» Required task: Print the entries that appear below, exactly as written and without their pictures.

» Dataset excerpt:

--------------------

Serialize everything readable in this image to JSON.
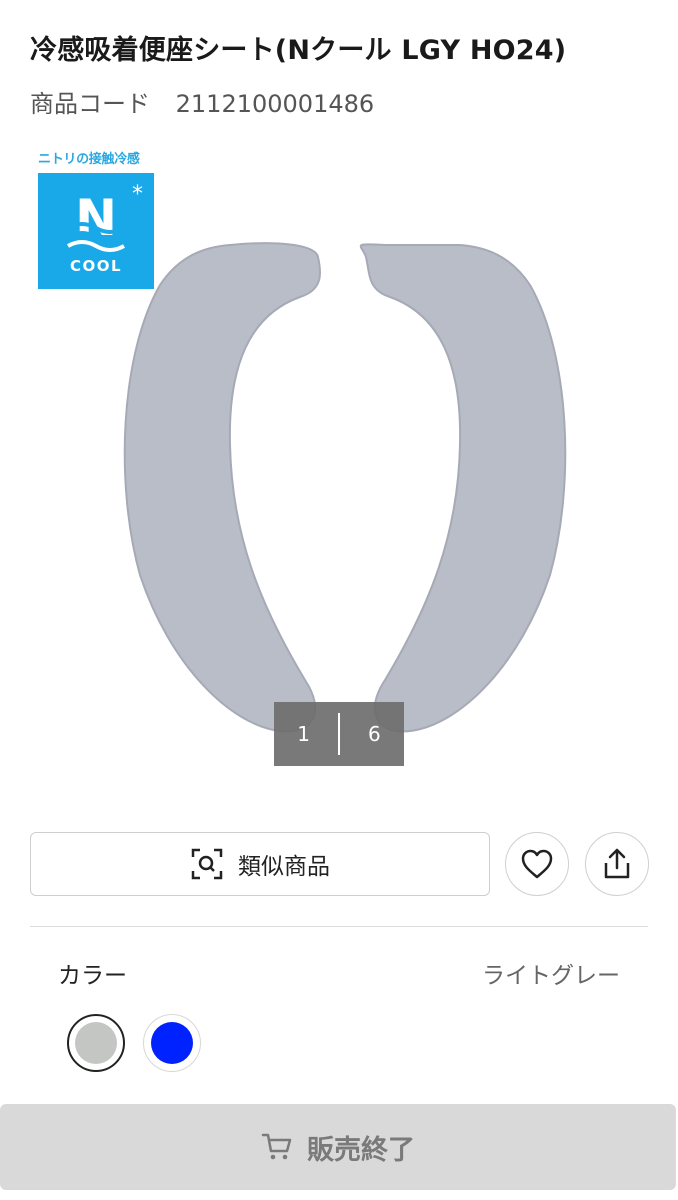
{
  "product": {
    "title": "冷感吸着便座シート(Nクール LGY HO24)",
    "code_label": "商品コード",
    "code_value": "2112100001486"
  },
  "badge": {
    "caption": "ニトリの接触冷感",
    "logo_letter": "N",
    "logo_text": "COOL",
    "icon": "ncool-logo-icon"
  },
  "gallery": {
    "current": "1",
    "total": "6"
  },
  "actions": {
    "similar_label": "類似商品",
    "similar_icon": "image-search-icon",
    "favorite_icon": "heart-icon",
    "share_icon": "share-icon"
  },
  "color": {
    "label": "カラー",
    "selected": "ライトグレー",
    "swatches": [
      {
        "name": "light-gray",
        "hex": "#c4c6c4"
      },
      {
        "name": "blue",
        "hex": "#0022ff"
      }
    ]
  },
  "cart": {
    "label": "販売終了",
    "icon": "cart-icon"
  },
  "colors": {
    "seat": "#b9bdc8",
    "badge_bg": "#1aa9e8",
    "soldout_bg": "#d9d9d9"
  }
}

--------------------

» Result of the exercise:
Serialize everything readable in this image to JSON.
{
  "product": {
    "title": "冷感吸着便座シート(Nクール LGY HO24)",
    "code_label": "商品コード",
    "code_value": "2112100001486"
  },
  "badge": {
    "caption": "ニトリの接触冷感",
    "logo_letter": "N",
    "logo_text": "COOL",
    "icon": "ncool-logo-icon"
  },
  "gallery": {
    "current": "1",
    "total": "6"
  },
  "actions": {
    "similar_label": "類似商品",
    "similar_icon": "image-search-icon",
    "favorite_icon": "heart-icon",
    "share_icon": "share-icon"
  },
  "color": {
    "label": "カラー",
    "selected": "ライトグレー",
    "swatches": [
      {
        "name": "light-gray",
        "hex": "#c4c6c4"
      },
      {
        "name": "blue",
        "hex": "#0022ff"
      }
    ]
  },
  "cart": {
    "label": "販売終了",
    "icon": "cart-icon"
  },
  "colors": {
    "seat": "#b9bdc8",
    "badge_bg": "#1aa9e8",
    "soldout_bg": "#d9d9d9"
  }
}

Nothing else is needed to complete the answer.